Retype all of the listing exactly, passing over any picture you find.
>> begin
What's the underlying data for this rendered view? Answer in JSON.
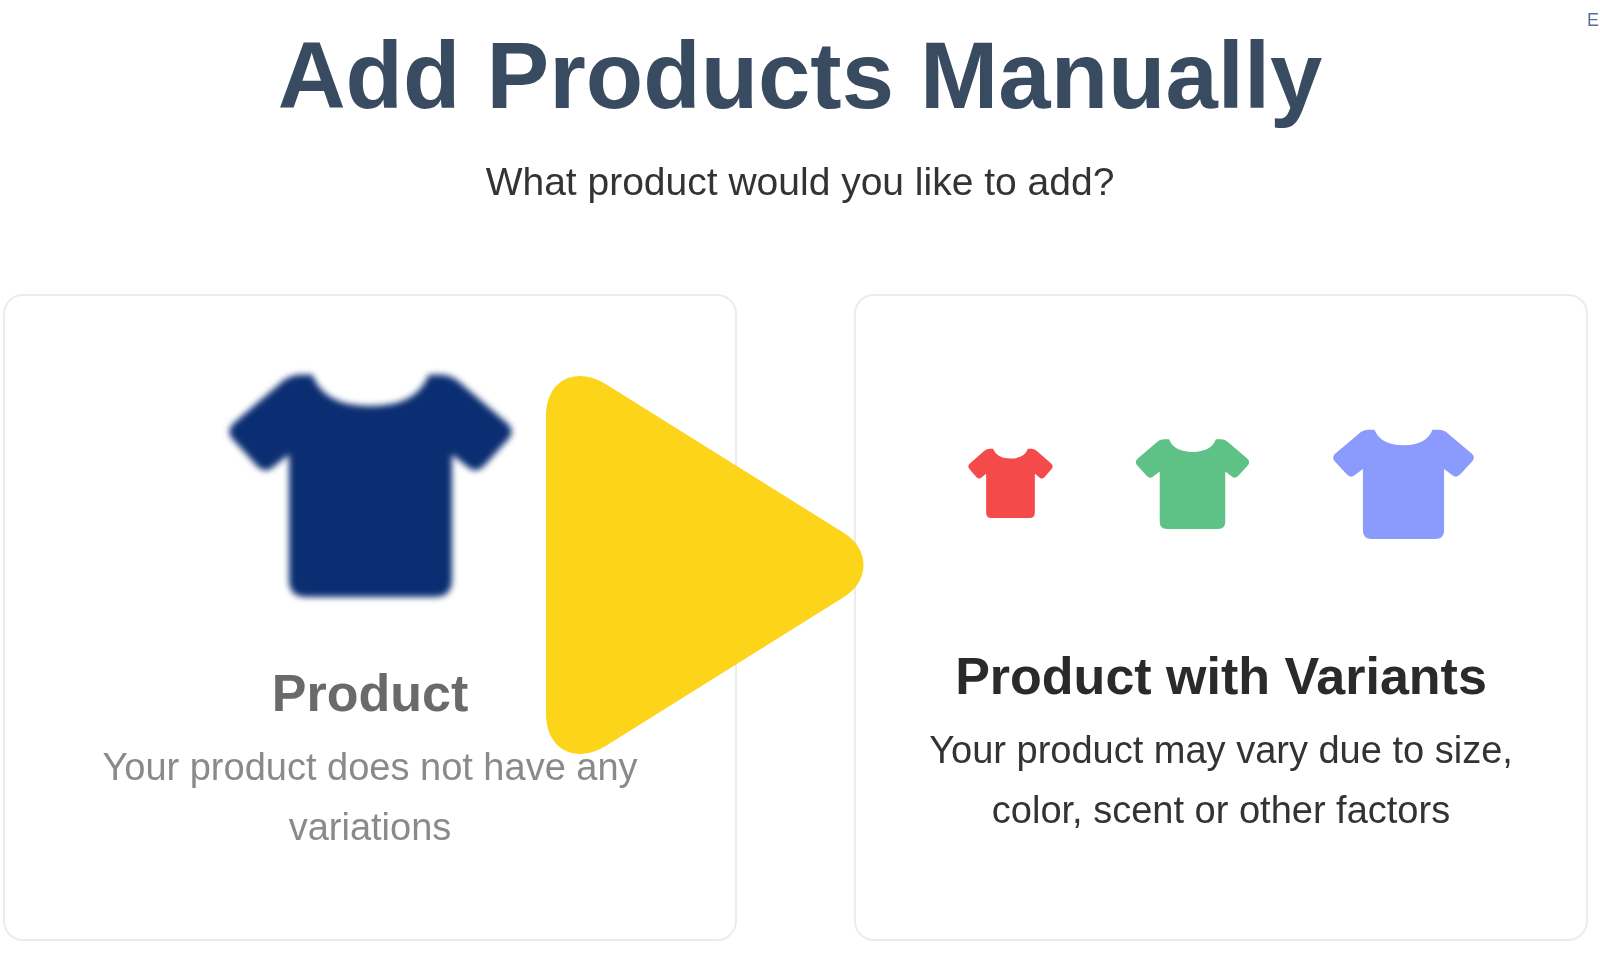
{
  "page": {
    "title": "Add Products Manually",
    "subtitle": "What product would you like to add?",
    "corner_text": "E"
  },
  "options": [
    {
      "kind": "single",
      "title": "Product",
      "description": "Your product does not have any variations",
      "blurred": true
    },
    {
      "kind": "variants",
      "title": "Product with Variants",
      "description": "Your product may vary due to size, color, scent or other factors",
      "blurred": false,
      "shirts": [
        {
          "color": "#f54a4a"
        },
        {
          "color": "#5ec287"
        },
        {
          "color": "#8a9bfd"
        }
      ]
    }
  ],
  "play_overlay": true
}
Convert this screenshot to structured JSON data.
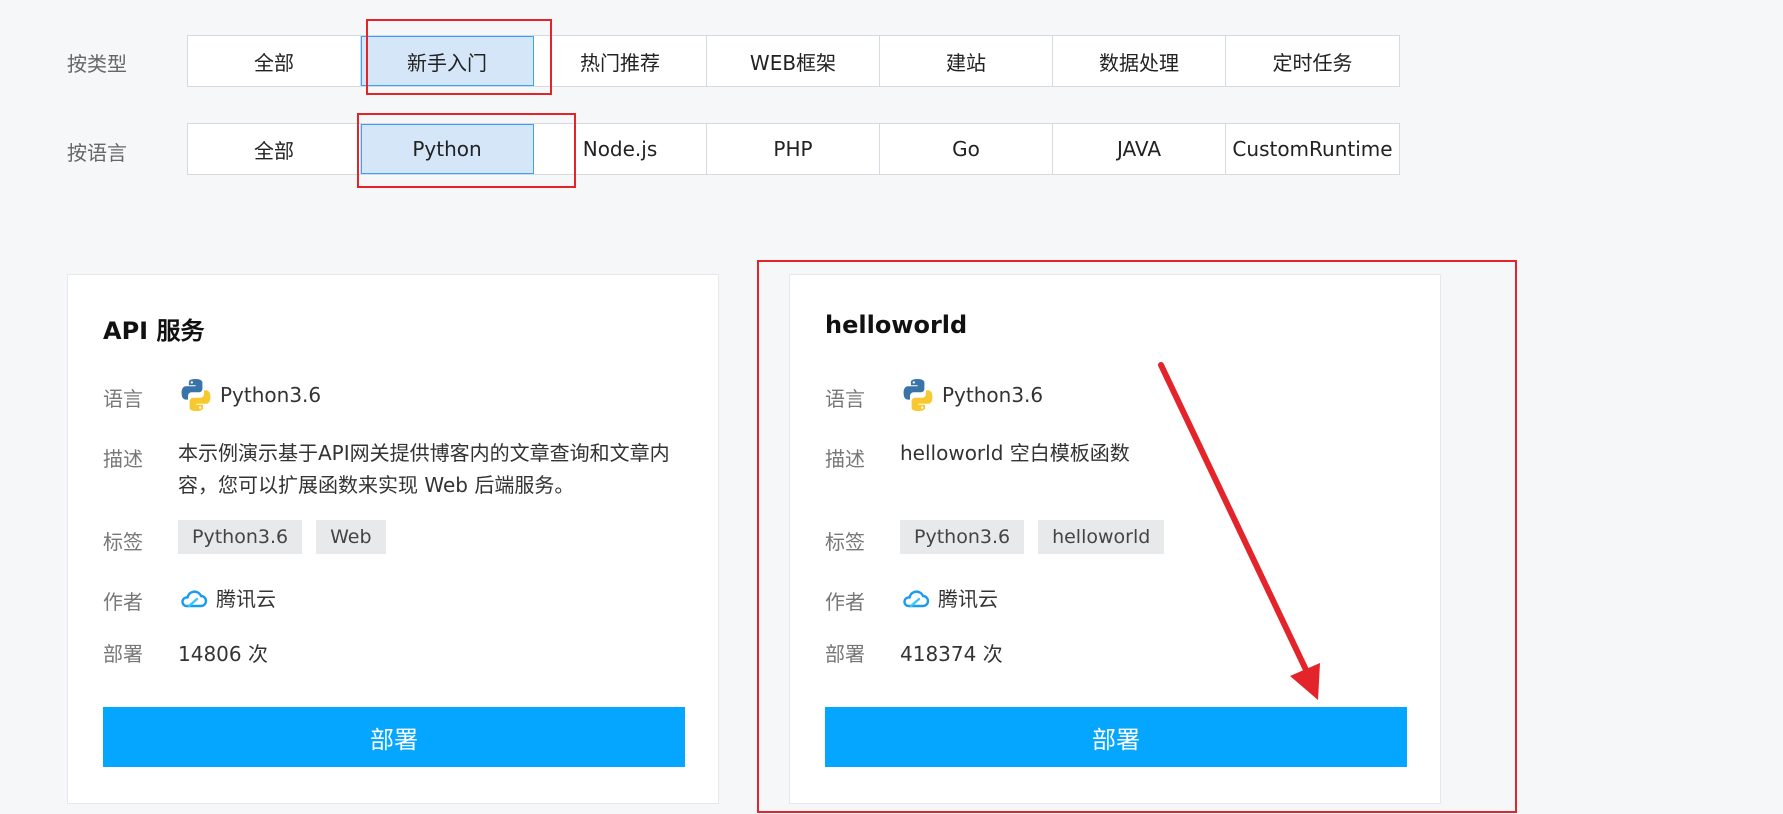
{
  "filters": {
    "type": {
      "label": "按类型",
      "items": [
        "全部",
        "新手入门",
        "热门推荐",
        "WEB框架",
        "建站",
        "数据处理",
        "定时任务"
      ],
      "active_index": 1
    },
    "language": {
      "label": "按语言",
      "items": [
        "全部",
        "Python",
        "Node.js",
        "PHP",
        "Go",
        "JAVA",
        "CustomRuntime"
      ],
      "active_index": 1
    }
  },
  "labels": {
    "language": "语言",
    "description": "描述",
    "tags": "标签",
    "author": "作者",
    "deploy_count": "部署"
  },
  "cards": [
    {
      "title": "API 服务",
      "language": "Python3.6",
      "description": "本示例演示基于API网关提供博客内的文章查询和文章内容，您可以扩展函数来实现 Web 后端服务。",
      "tags": [
        "Python3.6",
        "Web"
      ],
      "author": "腾讯云",
      "deploys": "14806 次",
      "button": "部署"
    },
    {
      "title": "helloworld",
      "language": "Python3.6",
      "description": "helloworld 空白模板函数",
      "tags": [
        "Python3.6",
        "helloworld"
      ],
      "author": "腾讯云",
      "deploys": "418374 次",
      "button": "部署"
    }
  ],
  "colors": {
    "accent": "#04a6ff",
    "active_segment": "#d5e6f9",
    "annotation": "#e3242b"
  }
}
>> end
**The completed task:**
What's the underlying data for this rendered view? Answer in JSON.
{
  "page": {
    "title": "Add Products Manually",
    "subtitle": "What product would you like to add?",
    "corner_text": "E"
  },
  "options": [
    {
      "kind": "single",
      "title": "Product",
      "description": "Your product does not have any variations",
      "blurred": true
    },
    {
      "kind": "variants",
      "title": "Product with Variants",
      "description": "Your product may vary due to size, color, scent or other factors",
      "blurred": false,
      "shirts": [
        {
          "color": "#f54a4a"
        },
        {
          "color": "#5ec287"
        },
        {
          "color": "#8a9bfd"
        }
      ]
    }
  ],
  "play_overlay": true
}
Convert this screenshot to structured JSON data.
{
  "filters": {
    "type": {
      "label": "按类型",
      "items": [
        "全部",
        "新手入门",
        "热门推荐",
        "WEB框架",
        "建站",
        "数据处理",
        "定时任务"
      ],
      "active_index": 1
    },
    "language": {
      "label": "按语言",
      "items": [
        "全部",
        "Python",
        "Node.js",
        "PHP",
        "Go",
        "JAVA",
        "CustomRuntime"
      ],
      "active_index": 1
    }
  },
  "labels": {
    "language": "语言",
    "description": "描述",
    "tags": "标签",
    "author": "作者",
    "deploy_count": "部署"
  },
  "cards": [
    {
      "title": "API 服务",
      "language": "Python3.6",
      "description": "本示例演示基于API网关提供博客内的文章查询和文章内容，您可以扩展函数来实现 Web 后端服务。",
      "tags": [
        "Python3.6",
        "Web"
      ],
      "author": "腾讯云",
      "deploys": "14806 次",
      "button": "部署"
    },
    {
      "title": "helloworld",
      "language": "Python3.6",
      "description": "helloworld 空白模板函数",
      "tags": [
        "Python3.6",
        "helloworld"
      ],
      "author": "腾讯云",
      "deploys": "418374 次",
      "button": "部署"
    }
  ],
  "colors": {
    "accent": "#04a6ff",
    "active_segment": "#d5e6f9",
    "annotation": "#e3242b"
  }
}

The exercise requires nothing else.